WHAT TO WORK ON = Your task is to print all of the material verbatim.

DATA SUPPLIED =
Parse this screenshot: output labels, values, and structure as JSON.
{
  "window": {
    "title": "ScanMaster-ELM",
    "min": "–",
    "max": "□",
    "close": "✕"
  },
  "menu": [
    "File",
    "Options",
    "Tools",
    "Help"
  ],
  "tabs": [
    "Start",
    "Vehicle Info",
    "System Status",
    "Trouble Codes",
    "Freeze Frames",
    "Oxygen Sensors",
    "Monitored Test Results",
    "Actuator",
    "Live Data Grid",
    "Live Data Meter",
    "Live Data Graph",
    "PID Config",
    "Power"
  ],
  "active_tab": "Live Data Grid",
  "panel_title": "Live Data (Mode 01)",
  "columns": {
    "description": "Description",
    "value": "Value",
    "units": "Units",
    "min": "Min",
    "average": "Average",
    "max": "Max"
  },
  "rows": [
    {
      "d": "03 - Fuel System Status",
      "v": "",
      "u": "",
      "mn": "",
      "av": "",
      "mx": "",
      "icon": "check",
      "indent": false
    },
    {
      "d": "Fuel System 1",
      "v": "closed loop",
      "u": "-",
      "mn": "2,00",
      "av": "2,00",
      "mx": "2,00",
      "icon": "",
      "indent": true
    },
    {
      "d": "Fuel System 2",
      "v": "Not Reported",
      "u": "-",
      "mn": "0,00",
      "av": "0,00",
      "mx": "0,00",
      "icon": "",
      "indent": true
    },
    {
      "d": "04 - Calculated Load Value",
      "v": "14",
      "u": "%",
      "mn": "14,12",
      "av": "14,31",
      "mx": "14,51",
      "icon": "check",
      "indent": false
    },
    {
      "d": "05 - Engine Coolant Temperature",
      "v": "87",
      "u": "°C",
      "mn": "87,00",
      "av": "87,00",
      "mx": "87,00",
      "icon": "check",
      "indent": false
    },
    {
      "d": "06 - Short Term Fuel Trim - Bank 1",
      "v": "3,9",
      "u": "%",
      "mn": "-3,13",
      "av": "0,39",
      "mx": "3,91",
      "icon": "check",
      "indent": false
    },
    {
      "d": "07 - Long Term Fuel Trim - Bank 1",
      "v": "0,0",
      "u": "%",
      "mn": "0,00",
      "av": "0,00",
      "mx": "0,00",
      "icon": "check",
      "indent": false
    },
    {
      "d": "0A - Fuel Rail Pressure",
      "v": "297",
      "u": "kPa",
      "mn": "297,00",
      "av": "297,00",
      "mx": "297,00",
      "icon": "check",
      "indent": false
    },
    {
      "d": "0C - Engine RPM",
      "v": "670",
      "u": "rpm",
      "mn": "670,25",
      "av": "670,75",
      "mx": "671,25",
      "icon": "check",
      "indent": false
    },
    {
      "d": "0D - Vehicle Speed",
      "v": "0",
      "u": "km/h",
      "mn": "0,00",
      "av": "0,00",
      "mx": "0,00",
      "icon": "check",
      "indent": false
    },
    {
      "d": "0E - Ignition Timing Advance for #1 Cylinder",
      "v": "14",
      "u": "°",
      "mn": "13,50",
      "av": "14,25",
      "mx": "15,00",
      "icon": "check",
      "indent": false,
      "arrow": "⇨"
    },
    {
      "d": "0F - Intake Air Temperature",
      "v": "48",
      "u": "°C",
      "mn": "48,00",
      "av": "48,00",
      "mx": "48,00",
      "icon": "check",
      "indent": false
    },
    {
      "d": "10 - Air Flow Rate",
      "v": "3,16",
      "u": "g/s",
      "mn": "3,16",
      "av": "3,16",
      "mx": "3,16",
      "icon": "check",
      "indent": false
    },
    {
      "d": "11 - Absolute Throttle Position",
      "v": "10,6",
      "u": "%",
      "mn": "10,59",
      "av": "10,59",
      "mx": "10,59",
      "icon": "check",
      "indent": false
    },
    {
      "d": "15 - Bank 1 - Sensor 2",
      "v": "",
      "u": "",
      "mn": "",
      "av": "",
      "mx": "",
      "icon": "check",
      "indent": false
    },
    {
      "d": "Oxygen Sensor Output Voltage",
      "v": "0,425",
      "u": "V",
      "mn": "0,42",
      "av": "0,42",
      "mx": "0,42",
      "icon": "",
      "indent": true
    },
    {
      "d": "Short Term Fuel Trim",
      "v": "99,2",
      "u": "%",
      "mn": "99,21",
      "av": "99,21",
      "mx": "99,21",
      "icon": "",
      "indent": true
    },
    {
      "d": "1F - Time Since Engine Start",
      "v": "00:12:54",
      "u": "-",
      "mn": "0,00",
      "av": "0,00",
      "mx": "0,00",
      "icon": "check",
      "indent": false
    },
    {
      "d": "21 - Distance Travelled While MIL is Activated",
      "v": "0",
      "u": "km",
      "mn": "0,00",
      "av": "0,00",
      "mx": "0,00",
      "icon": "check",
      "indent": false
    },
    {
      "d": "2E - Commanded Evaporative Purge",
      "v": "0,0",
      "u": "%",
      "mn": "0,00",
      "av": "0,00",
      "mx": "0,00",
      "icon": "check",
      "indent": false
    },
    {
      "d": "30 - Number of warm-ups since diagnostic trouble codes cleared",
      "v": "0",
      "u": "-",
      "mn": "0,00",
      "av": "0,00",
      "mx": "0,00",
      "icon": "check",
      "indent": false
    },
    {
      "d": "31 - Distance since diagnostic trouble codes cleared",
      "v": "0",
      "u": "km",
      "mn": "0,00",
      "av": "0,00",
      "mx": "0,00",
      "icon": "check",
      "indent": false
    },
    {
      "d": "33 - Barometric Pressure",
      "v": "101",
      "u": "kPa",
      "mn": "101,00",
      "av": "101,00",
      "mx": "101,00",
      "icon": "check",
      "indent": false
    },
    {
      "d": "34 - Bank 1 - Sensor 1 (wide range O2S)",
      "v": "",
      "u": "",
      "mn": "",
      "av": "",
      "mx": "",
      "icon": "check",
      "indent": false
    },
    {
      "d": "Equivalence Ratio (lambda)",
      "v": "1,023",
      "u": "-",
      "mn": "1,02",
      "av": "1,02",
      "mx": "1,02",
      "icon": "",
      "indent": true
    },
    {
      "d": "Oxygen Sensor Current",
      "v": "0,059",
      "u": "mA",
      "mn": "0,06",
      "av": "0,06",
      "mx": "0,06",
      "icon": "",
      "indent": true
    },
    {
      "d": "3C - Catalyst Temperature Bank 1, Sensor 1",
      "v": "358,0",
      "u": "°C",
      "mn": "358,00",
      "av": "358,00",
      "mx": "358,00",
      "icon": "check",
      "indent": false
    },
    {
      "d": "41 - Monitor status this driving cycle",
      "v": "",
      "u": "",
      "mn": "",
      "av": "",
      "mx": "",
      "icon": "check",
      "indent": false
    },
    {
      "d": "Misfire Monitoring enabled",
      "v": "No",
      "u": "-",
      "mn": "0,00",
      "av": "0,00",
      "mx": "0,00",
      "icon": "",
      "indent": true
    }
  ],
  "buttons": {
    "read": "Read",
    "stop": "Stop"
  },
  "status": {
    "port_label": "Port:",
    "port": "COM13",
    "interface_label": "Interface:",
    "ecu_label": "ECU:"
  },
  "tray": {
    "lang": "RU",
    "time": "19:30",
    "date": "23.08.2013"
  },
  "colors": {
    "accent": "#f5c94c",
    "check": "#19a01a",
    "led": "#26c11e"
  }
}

ANSWER TO THIS PROBLEM =
Parse this screenshot: output labels, values, and structure as JSON.
{
  "window": {
    "title": "ScanMaster-ELM",
    "min": "–",
    "max": "□",
    "close": "✕"
  },
  "menu": [
    "File",
    "Options",
    "Tools",
    "Help"
  ],
  "tabs": [
    "Start",
    "Vehicle Info",
    "System Status",
    "Trouble Codes",
    "Freeze Frames",
    "Oxygen Sensors",
    "Monitored Test Results",
    "Actuator",
    "Live Data Grid",
    "Live Data Meter",
    "Live Data Graph",
    "PID Config",
    "Power"
  ],
  "active_tab": "Live Data Grid",
  "panel_title": "Live Data (Mode 01)",
  "columns": {
    "description": "Description",
    "value": "Value",
    "units": "Units",
    "min": "Min",
    "average": "Average",
    "max": "Max"
  },
  "rows": [
    {
      "d": "03 - Fuel System Status",
      "v": "",
      "u": "",
      "mn": "",
      "av": "",
      "mx": "",
      "icon": "check",
      "indent": false
    },
    {
      "d": "Fuel System 1",
      "v": "closed loop",
      "u": "-",
      "mn": "2,00",
      "av": "2,00",
      "mx": "2,00",
      "icon": "",
      "indent": true
    },
    {
      "d": "Fuel System 2",
      "v": "Not Reported",
      "u": "-",
      "mn": "0,00",
      "av": "0,00",
      "mx": "0,00",
      "icon": "",
      "indent": true
    },
    {
      "d": "04 - Calculated Load Value",
      "v": "14",
      "u": "%",
      "mn": "14,12",
      "av": "14,31",
      "mx": "14,51",
      "icon": "check",
      "indent": false
    },
    {
      "d": "05 - Engine Coolant Temperature",
      "v": "87",
      "u": "°C",
      "mn": "87,00",
      "av": "87,00",
      "mx": "87,00",
      "icon": "check",
      "indent": false
    },
    {
      "d": "06 - Short Term Fuel Trim - Bank 1",
      "v": "3,9",
      "u": "%",
      "mn": "-3,13",
      "av": "0,39",
      "mx": "3,91",
      "icon": "check",
      "indent": false
    },
    {
      "d": "07 - Long Term Fuel Trim - Bank 1",
      "v": "0,0",
      "u": "%",
      "mn": "0,00",
      "av": "0,00",
      "mx": "0,00",
      "icon": "check",
      "indent": false
    },
    {
      "d": "0A - Fuel Rail Pressure",
      "v": "297",
      "u": "kPa",
      "mn": "297,00",
      "av": "297,00",
      "mx": "297,00",
      "icon": "check",
      "indent": false
    },
    {
      "d": "0C - Engine RPM",
      "v": "670",
      "u": "rpm",
      "mn": "670,25",
      "av": "670,75",
      "mx": "671,25",
      "icon": "check",
      "indent": false
    },
    {
      "d": "0D - Vehicle Speed",
      "v": "0",
      "u": "km/h",
      "mn": "0,00",
      "av": "0,00",
      "mx": "0,00",
      "icon": "check",
      "indent": false
    },
    {
      "d": "0E - Ignition Timing Advance for #1 Cylinder",
      "v": "14",
      "u": "°",
      "mn": "13,50",
      "av": "14,25",
      "mx": "15,00",
      "icon": "check",
      "indent": false,
      "arrow": "⇨"
    },
    {
      "d": "0F - Intake Air Temperature",
      "v": "48",
      "u": "°C",
      "mn": "48,00",
      "av": "48,00",
      "mx": "48,00",
      "icon": "check",
      "indent": false
    },
    {
      "d": "10 - Air Flow Rate",
      "v": "3,16",
      "u": "g/s",
      "mn": "3,16",
      "av": "3,16",
      "mx": "3,16",
      "icon": "check",
      "indent": false
    },
    {
      "d": "11 - Absolute Throttle Position",
      "v": "10,6",
      "u": "%",
      "mn": "10,59",
      "av": "10,59",
      "mx": "10,59",
      "icon": "check",
      "indent": false
    },
    {
      "d": "15 - Bank 1 - Sensor 2",
      "v": "",
      "u": "",
      "mn": "",
      "av": "",
      "mx": "",
      "icon": "check",
      "indent": false
    },
    {
      "d": "Oxygen Sensor Output Voltage",
      "v": "0,425",
      "u": "V",
      "mn": "0,42",
      "av": "0,42",
      "mx": "0,42",
      "icon": "",
      "indent": true
    },
    {
      "d": "Short Term Fuel Trim",
      "v": "99,2",
      "u": "%",
      "mn": "99,21",
      "av": "99,21",
      "mx": "99,21",
      "icon": "",
      "indent": true
    },
    {
      "d": "1F - Time Since Engine Start",
      "v": "00:12:54",
      "u": "-",
      "mn": "0,00",
      "av": "0,00",
      "mx": "0,00",
      "icon": "check",
      "indent": false
    },
    {
      "d": "21 - Distance Travelled While MIL is Activated",
      "v": "0",
      "u": "km",
      "mn": "0,00",
      "av": "0,00",
      "mx": "0,00",
      "icon": "check",
      "indent": false
    },
    {
      "d": "2E - Commanded Evaporative Purge",
      "v": "0,0",
      "u": "%",
      "mn": "0,00",
      "av": "0,00",
      "mx": "0,00",
      "icon": "check",
      "indent": false
    },
    {
      "d": "30 - Number of warm-ups since diagnostic trouble codes cleared",
      "v": "0",
      "u": "-",
      "mn": "0,00",
      "av": "0,00",
      "mx": "0,00",
      "icon": "check",
      "indent": false
    },
    {
      "d": "31 - Distance since diagnostic trouble codes cleared",
      "v": "0",
      "u": "km",
      "mn": "0,00",
      "av": "0,00",
      "mx": "0,00",
      "icon": "check",
      "indent": false
    },
    {
      "d": "33 - Barometric Pressure",
      "v": "101",
      "u": "kPa",
      "mn": "101,00",
      "av": "101,00",
      "mx": "101,00",
      "icon": "check",
      "indent": false
    },
    {
      "d": "34 - Bank 1 - Sensor 1 (wide range O2S)",
      "v": "",
      "u": "",
      "mn": "",
      "av": "",
      "mx": "",
      "icon": "check",
      "indent": false
    },
    {
      "d": "Equivalence Ratio (lambda)",
      "v": "1,023",
      "u": "-",
      "mn": "1,02",
      "av": "1,02",
      "mx": "1,02",
      "icon": "",
      "indent": true
    },
    {
      "d": "Oxygen Sensor Current",
      "v": "0,059",
      "u": "mA",
      "mn": "0,06",
      "av": "0,06",
      "mx": "0,06",
      "icon": "",
      "indent": true
    },
    {
      "d": "3C - Catalyst Temperature Bank 1, Sensor 1",
      "v": "358,0",
      "u": "°C",
      "mn": "358,00",
      "av": "358,00",
      "mx": "358,00",
      "icon": "check",
      "indent": false
    },
    {
      "d": "41 - Monitor status this driving cycle",
      "v": "",
      "u": "",
      "mn": "",
      "av": "",
      "mx": "",
      "icon": "check",
      "indent": false
    },
    {
      "d": "Misfire Monitoring enabled",
      "v": "No",
      "u": "-",
      "mn": "0,00",
      "av": "0,00",
      "mx": "0,00",
      "icon": "",
      "indent": true
    }
  ],
  "buttons": {
    "read": "Read",
    "stop": "Stop"
  },
  "status": {
    "port_label": "Port:",
    "port": "COM13",
    "interface_label": "Interface:",
    "ecu_label": "ECU:"
  },
  "tray": {
    "lang": "RU",
    "time": "19:30",
    "date": "23.08.2013"
  },
  "colors": {
    "accent": "#f5c94c",
    "check": "#19a01a",
    "led": "#26c11e"
  }
}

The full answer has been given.